YOUR GOAL: Copy the data below exactly, omitting any picture it contains.

--- DATASET ---

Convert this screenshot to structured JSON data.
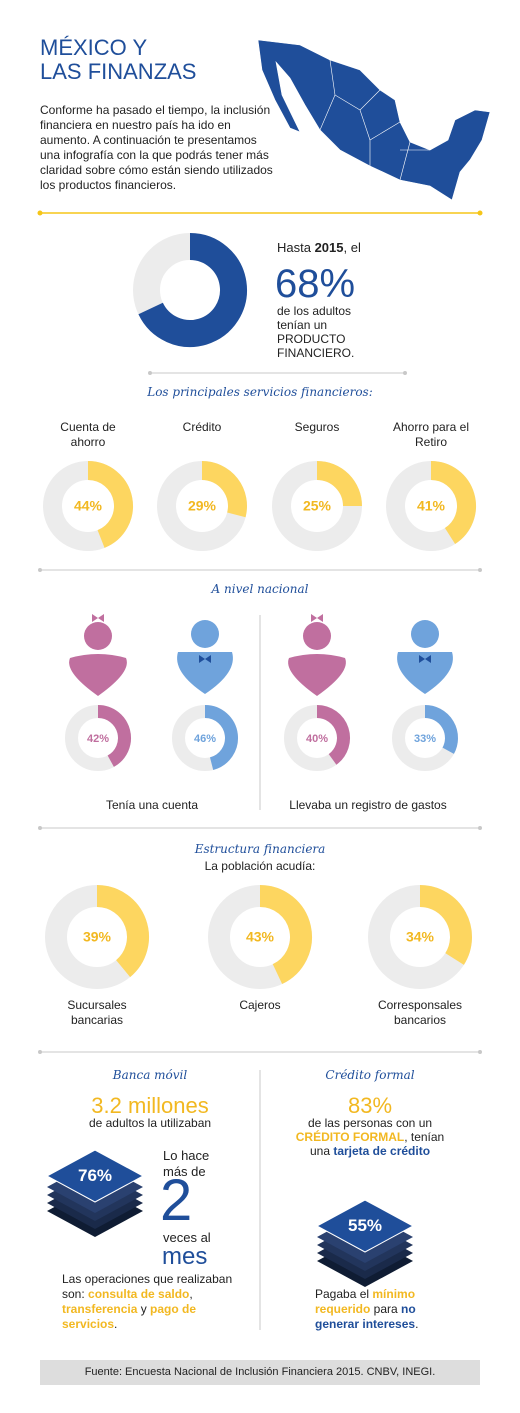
{
  "header": {
    "title_lines": [
      "MÉXICO Y",
      "LAS FINANZAS"
    ],
    "intro": "Conforme ha pasado el tiempo, la inclusión financiera en nuestro país ha ido en aumento. A continuación te presentamos una infografía con la que podrás tener más claridad sobre cómo están siendo utilizados los productos financieros."
  },
  "highlight": {
    "lead": [
      "Hasta ",
      "2015",
      ", el"
    ],
    "value": 68,
    "value_label": "68%",
    "text": "de los adultos tenían un PRODUCTO FINANCIERO."
  },
  "services": {
    "heading": "Los principales servicios financieros:",
    "items": [
      {
        "label": "Cuenta de ahorro",
        "value": 44,
        "value_label": "44%"
      },
      {
        "label": "Crédito",
        "value": 29,
        "value_label": "29%"
      },
      {
        "label": "Seguros",
        "value": 25,
        "value_label": "25%"
      },
      {
        "label": "Ahorro para el Retiro",
        "value": 41,
        "value_label": "41%"
      }
    ]
  },
  "national": {
    "heading": "A nivel nacional",
    "groups": [
      {
        "caption": "Tenía una cuenta",
        "women": {
          "value": 42,
          "value_label": "42%"
        },
        "men": {
          "value": 46,
          "value_label": "46%"
        }
      },
      {
        "caption": "Llevaba un registro de gastos",
        "women": {
          "value": 40,
          "value_label": "40%"
        },
        "men": {
          "value": 33,
          "value_label": "33%"
        }
      }
    ]
  },
  "structure": {
    "heading": "Estructura financiera",
    "subheading": "La población acudía:",
    "items": [
      {
        "label": "Sucursales bancarias",
        "value": 39,
        "value_label": "39%"
      },
      {
        "label": "Cajeros",
        "value": 43,
        "value_label": "43%"
      },
      {
        "label": "Corresponsales bancarios",
        "value": 34,
        "value_label": "34%"
      }
    ]
  },
  "mobile": {
    "heading": "Banca móvil",
    "amount": "3.2 millones",
    "amount_text": "de adultos la utilizaban",
    "share": "76%",
    "frequency": [
      "Lo hace más de",
      "2",
      "veces al",
      "mes"
    ],
    "operations": [
      "Las operaciones que realizaban son: ",
      "consulta de saldo",
      ", ",
      "transferencia",
      " y ",
      "pago de servicios",
      "."
    ]
  },
  "credit": {
    "heading": "Crédito formal",
    "share": "83%",
    "text": [
      "de las personas con un ",
      "CRÉDITO FORMAL",
      ", tenían una ",
      "tarjeta de crédito"
    ],
    "stack": "55%",
    "payment": [
      "Pagaba el ",
      "mínimo requerido",
      " para ",
      "no generar intereses",
      "."
    ]
  },
  "footer": {
    "source": "Fuente: Encuesta Nacional de Inclusión Financiera 2015. CNBV, INEGI."
  }
}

---

ANSWER:
Convert this screenshot to structured JSON data.
{
  "header": {
    "title_lines": [
      "MÉXICO Y",
      "LAS FINANZAS"
    ],
    "intro": "Conforme ha pasado el tiempo, la inclusión financiera en nuestro país ha ido en aumento. A continuación te presentamos una infografía con la que podrás tener más claridad sobre cómo están siendo utilizados los productos financieros."
  },
  "highlight": {
    "lead": [
      "Hasta ",
      "2015",
      ", el"
    ],
    "value": 68,
    "value_label": "68%",
    "text": "de los adultos tenían un PRODUCTO FINANCIERO."
  },
  "services": {
    "heading": "Los principales servicios financieros:",
    "items": [
      {
        "label": "Cuenta de ahorro",
        "value": 44,
        "value_label": "44%"
      },
      {
        "label": "Crédito",
        "value": 29,
        "value_label": "29%"
      },
      {
        "label": "Seguros",
        "value": 25,
        "value_label": "25%"
      },
      {
        "label": "Ahorro para el Retiro",
        "value": 41,
        "value_label": "41%"
      }
    ]
  },
  "national": {
    "heading": "A nivel nacional",
    "groups": [
      {
        "caption": "Tenía una cuenta",
        "women": {
          "value": 42,
          "value_label": "42%"
        },
        "men": {
          "value": 46,
          "value_label": "46%"
        }
      },
      {
        "caption": "Llevaba un registro de gastos",
        "women": {
          "value": 40,
          "value_label": "40%"
        },
        "men": {
          "value": 33,
          "value_label": "33%"
        }
      }
    ]
  },
  "structure": {
    "heading": "Estructura financiera",
    "subheading": "La población acudía:",
    "items": [
      {
        "label": "Sucursales bancarias",
        "value": 39,
        "value_label": "39%"
      },
      {
        "label": "Cajeros",
        "value": 43,
        "value_label": "43%"
      },
      {
        "label": "Corresponsales bancarios",
        "value": 34,
        "value_label": "34%"
      }
    ]
  },
  "mobile": {
    "heading": "Banca móvil",
    "amount": "3.2 millones",
    "amount_text": "de adultos la utilizaban",
    "share": "76%",
    "frequency": [
      "Lo hace más de",
      "2",
      "veces al",
      "mes"
    ],
    "operations": [
      "Las operaciones que realizaban son: ",
      "consulta de saldo",
      ", ",
      "transferencia",
      " y ",
      "pago de servicios",
      "."
    ]
  },
  "credit": {
    "heading": "Crédito formal",
    "share": "83%",
    "text": [
      "de las personas con un ",
      "CRÉDITO FORMAL",
      ", tenían una ",
      "tarjeta de crédito"
    ],
    "stack": "55%",
    "payment": [
      "Pagaba el ",
      "mínimo requerido",
      " para ",
      "no generar intereses",
      "."
    ]
  },
  "footer": {
    "source": "Fuente: Encuesta Nacional de Inclusión Financiera 2015. CNBV, INEGI."
  }
}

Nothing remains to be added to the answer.